Persyaratan: Tolong laporkan setiap baris catatan di bawah yang memuat string "Care", dan salin baris itu secara utuh.

§

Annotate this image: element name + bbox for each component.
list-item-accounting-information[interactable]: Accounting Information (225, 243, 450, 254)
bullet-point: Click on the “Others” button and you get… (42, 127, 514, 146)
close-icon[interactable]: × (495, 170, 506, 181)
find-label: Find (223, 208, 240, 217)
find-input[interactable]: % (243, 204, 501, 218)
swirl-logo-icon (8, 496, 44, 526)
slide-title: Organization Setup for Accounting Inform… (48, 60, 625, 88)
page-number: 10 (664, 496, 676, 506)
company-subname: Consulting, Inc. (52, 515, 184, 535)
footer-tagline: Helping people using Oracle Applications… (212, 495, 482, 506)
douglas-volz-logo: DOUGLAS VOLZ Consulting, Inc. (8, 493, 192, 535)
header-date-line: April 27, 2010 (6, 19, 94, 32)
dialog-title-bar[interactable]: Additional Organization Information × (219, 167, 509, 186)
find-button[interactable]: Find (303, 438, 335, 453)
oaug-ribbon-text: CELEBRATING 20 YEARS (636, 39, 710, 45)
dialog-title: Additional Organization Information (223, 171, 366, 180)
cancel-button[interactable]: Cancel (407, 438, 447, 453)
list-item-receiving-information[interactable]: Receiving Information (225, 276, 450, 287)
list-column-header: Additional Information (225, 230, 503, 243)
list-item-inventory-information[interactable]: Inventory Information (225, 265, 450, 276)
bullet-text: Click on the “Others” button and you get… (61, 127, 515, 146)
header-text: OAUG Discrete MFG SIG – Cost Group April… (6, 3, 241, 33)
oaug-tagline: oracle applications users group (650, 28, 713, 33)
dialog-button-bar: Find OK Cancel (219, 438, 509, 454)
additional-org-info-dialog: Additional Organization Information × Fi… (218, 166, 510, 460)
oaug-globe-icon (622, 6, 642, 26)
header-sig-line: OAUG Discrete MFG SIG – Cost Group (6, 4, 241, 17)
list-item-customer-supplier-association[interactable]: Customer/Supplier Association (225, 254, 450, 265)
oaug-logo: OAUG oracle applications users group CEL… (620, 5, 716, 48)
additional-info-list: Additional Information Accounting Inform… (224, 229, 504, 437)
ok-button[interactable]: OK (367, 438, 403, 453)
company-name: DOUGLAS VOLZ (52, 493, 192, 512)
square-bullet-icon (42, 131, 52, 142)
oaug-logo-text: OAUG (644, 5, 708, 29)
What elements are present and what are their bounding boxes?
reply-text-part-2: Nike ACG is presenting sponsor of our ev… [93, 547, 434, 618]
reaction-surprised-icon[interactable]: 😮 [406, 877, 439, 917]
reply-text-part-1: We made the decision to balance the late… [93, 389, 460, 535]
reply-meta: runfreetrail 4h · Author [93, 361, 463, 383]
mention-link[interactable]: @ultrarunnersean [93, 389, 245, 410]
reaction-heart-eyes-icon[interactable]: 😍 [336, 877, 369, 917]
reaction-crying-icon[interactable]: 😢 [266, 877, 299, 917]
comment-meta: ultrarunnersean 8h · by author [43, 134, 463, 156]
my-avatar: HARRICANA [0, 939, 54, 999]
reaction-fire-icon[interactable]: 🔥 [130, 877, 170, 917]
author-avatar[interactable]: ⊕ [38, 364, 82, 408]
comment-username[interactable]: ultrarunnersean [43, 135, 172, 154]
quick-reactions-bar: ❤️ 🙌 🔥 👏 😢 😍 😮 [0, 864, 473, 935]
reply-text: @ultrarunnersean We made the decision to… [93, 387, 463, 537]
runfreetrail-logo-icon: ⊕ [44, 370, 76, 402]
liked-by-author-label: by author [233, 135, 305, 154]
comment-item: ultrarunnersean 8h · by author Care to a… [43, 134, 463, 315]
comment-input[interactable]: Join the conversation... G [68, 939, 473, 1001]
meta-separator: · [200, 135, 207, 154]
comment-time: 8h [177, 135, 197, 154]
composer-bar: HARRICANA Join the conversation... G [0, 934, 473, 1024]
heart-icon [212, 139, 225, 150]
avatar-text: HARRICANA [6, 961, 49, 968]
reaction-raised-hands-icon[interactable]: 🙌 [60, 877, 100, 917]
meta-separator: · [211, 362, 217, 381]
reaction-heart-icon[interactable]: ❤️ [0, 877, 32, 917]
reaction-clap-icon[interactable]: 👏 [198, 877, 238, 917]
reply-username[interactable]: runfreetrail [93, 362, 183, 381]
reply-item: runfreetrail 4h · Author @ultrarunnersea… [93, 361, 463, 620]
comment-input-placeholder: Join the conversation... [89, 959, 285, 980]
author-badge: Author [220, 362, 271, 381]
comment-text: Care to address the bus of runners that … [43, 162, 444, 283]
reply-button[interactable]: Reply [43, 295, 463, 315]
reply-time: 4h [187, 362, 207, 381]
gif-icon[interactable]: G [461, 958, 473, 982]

§

Keluaran yang Benar:
comment-item: ultrarunnersean 8h · by author Care to a… [43, 134, 463, 315]
comment-text: Care to address the bus of runners that … [43, 162, 444, 283]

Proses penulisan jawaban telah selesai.